───── ENTRIES ─────
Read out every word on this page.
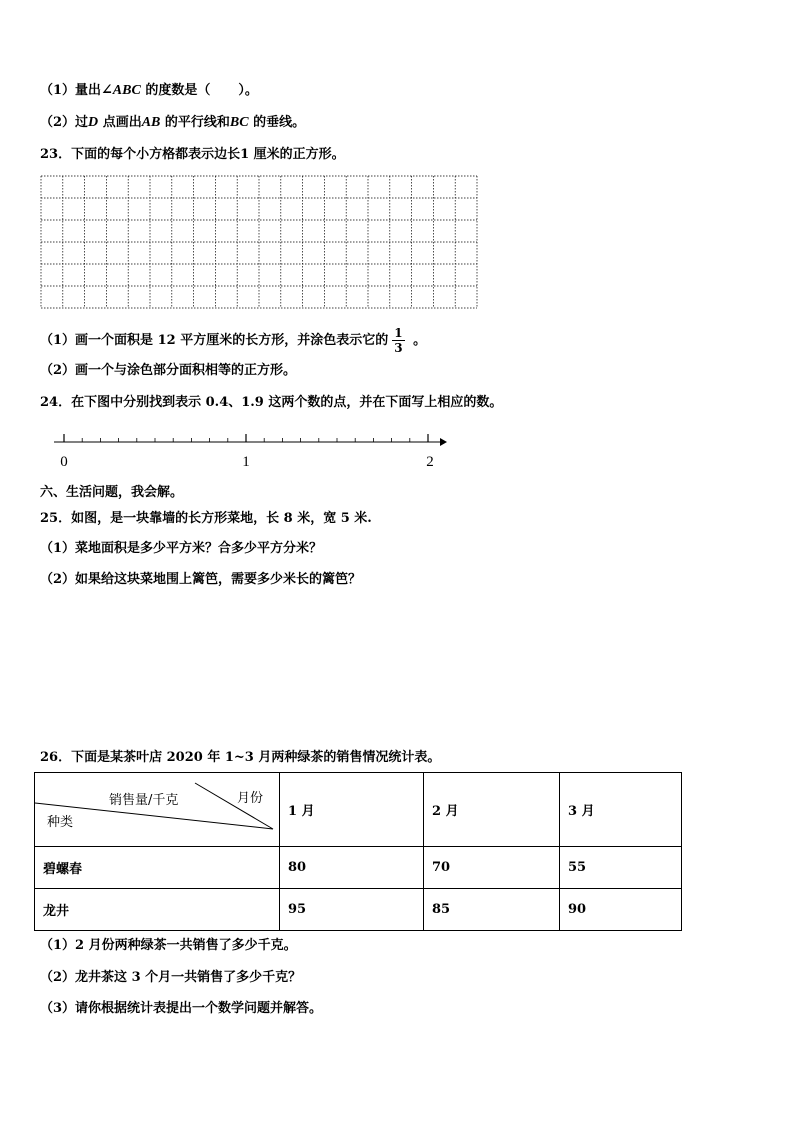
（1）量出∠ABC 的度数是（ ）。
（2）过D 点画出AB 的平行线和BC 的垂线。
23．下面的每个小方格都表示边长1 厘米的正方形。
（1）画一个面积是 12 平方厘米的长方形，并涂色表示它的 $\frac{1}{3}$ 。
（2）画一个与涂色部分面积相等的正方形。
24．在下图中分别找到表示 0.4、1.9 这两个数的点，并在下面写上相应的数。
0	1	2
六、生活问题，我会解。
25．如图，是一块靠墙的长方形菜地，长 8 米，宽 5 米.
（1）菜地面积是多少平方米？合多少平方分米？
（2）如果给这块菜地围上篱笆，需要多少米长的篱笆？
26．下面是某茶叶店 2020 年 1~3 月两种绿茶的销售情况统计表。
销售量/千克 月份
种类	1 月	2 月	3 月
碧螺春	80	70	55
龙井	95	85	90
（1）2 月份两种绿茶一共销售了多少千克。
（2）龙井茶这 3 个月一共销售了多少千克？
（3）请你根据统计表提出一个数学问题并解答。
─────
REQUIRED TASK.
Take the listing above and restate it word for word, without its pictures.

OUTPUT FOR THIS TASK.
Read out every word on this page.
（1）量出∠ABC 的度数是（ ）。
（2）过D 点画出AB 的平行线和BC 的垂线。
23．下面的每个小方格都表示边长1 厘米的正方形。
（1）画一个面积是 12 平方厘米的长方形，并涂色表示它的 $\frac{1}{3}$ 。
（2）画一个与涂色部分面积相等的正方形。
24．在下图中分别找到表示 0.4、1.9 这两个数的点，并在下面写上相应的数。
0	1	2
六、生活问题，我会解。
25．如图，是一块靠墙的长方形菜地，长 8 米，宽 5 米.
（1）菜地面积是多少平方米？合多少平方分米？
（2）如果给这块菜地围上篱笆，需要多少米长的篱笆？
26．下面是某茶叶店 2020 年 1~3 月两种绿茶的销售情况统计表。
销售量/千克 月份
种类	1 月	2 月	3 月
碧螺春	80	70	55
龙井	95	85	90
（1）2 月份两种绿茶一共销售了多少千克。
（2）龙井茶这 3 个月一共销售了多少千克？
（3）请你根据统计表提出一个数学问题并解答。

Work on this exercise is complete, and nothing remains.